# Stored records
[START]
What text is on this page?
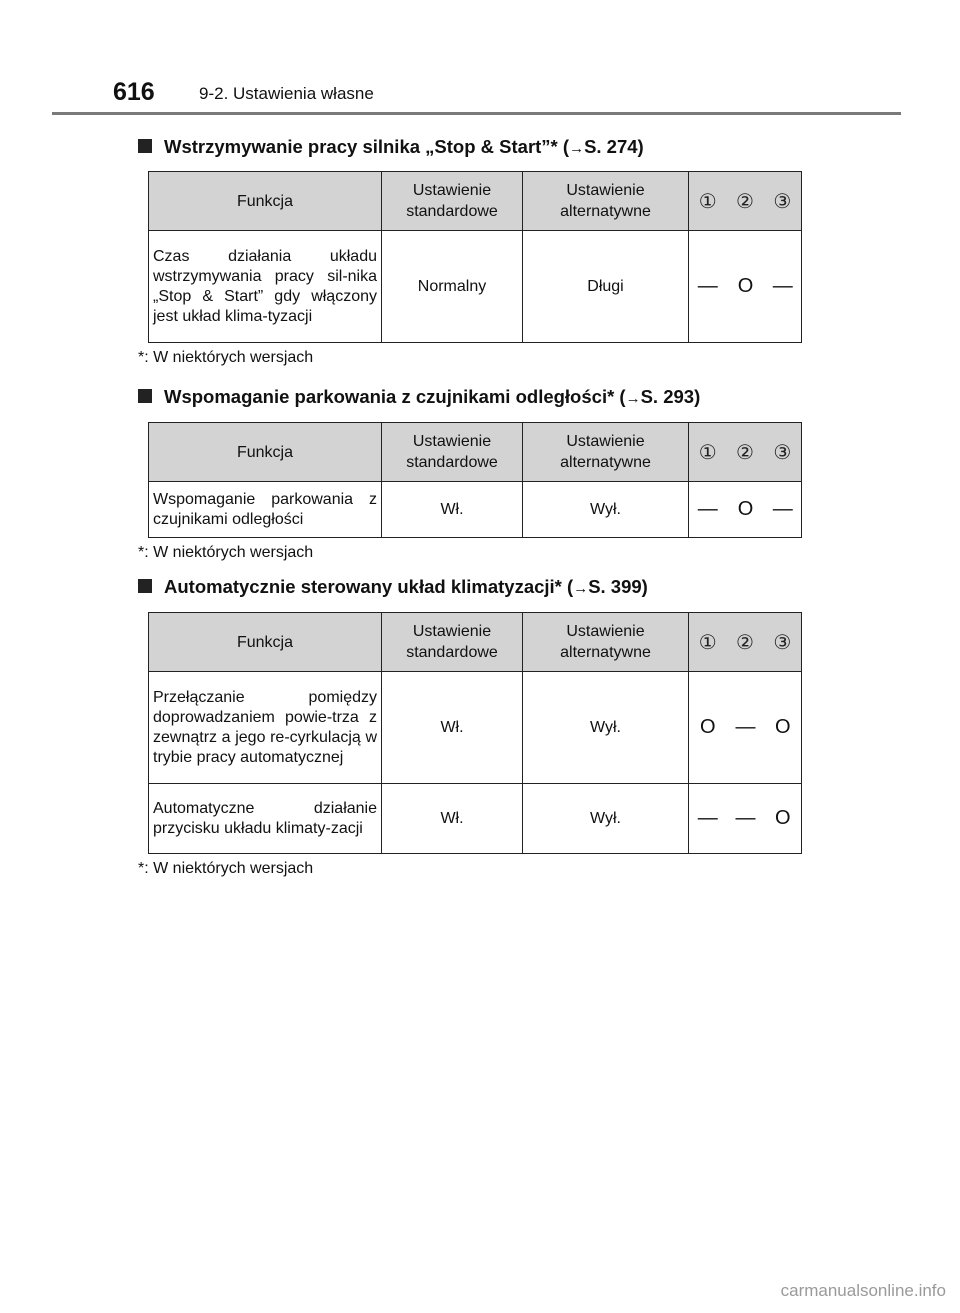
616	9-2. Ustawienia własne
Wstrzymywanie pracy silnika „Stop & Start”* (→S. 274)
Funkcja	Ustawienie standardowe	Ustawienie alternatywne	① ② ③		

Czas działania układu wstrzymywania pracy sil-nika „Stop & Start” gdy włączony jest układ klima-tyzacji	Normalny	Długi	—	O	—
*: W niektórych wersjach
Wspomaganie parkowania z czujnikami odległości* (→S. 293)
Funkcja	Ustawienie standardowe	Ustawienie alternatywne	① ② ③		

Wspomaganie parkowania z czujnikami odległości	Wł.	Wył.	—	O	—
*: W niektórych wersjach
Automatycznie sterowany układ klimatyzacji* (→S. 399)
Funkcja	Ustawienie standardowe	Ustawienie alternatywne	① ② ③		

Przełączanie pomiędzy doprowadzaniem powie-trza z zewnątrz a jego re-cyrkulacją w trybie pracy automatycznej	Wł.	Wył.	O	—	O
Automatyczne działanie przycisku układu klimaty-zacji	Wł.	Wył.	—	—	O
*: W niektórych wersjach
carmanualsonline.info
[END]
# Task
Of the lines in the listing above, how many hold the string "układu"? Reply with the number only.

# Problem solution
2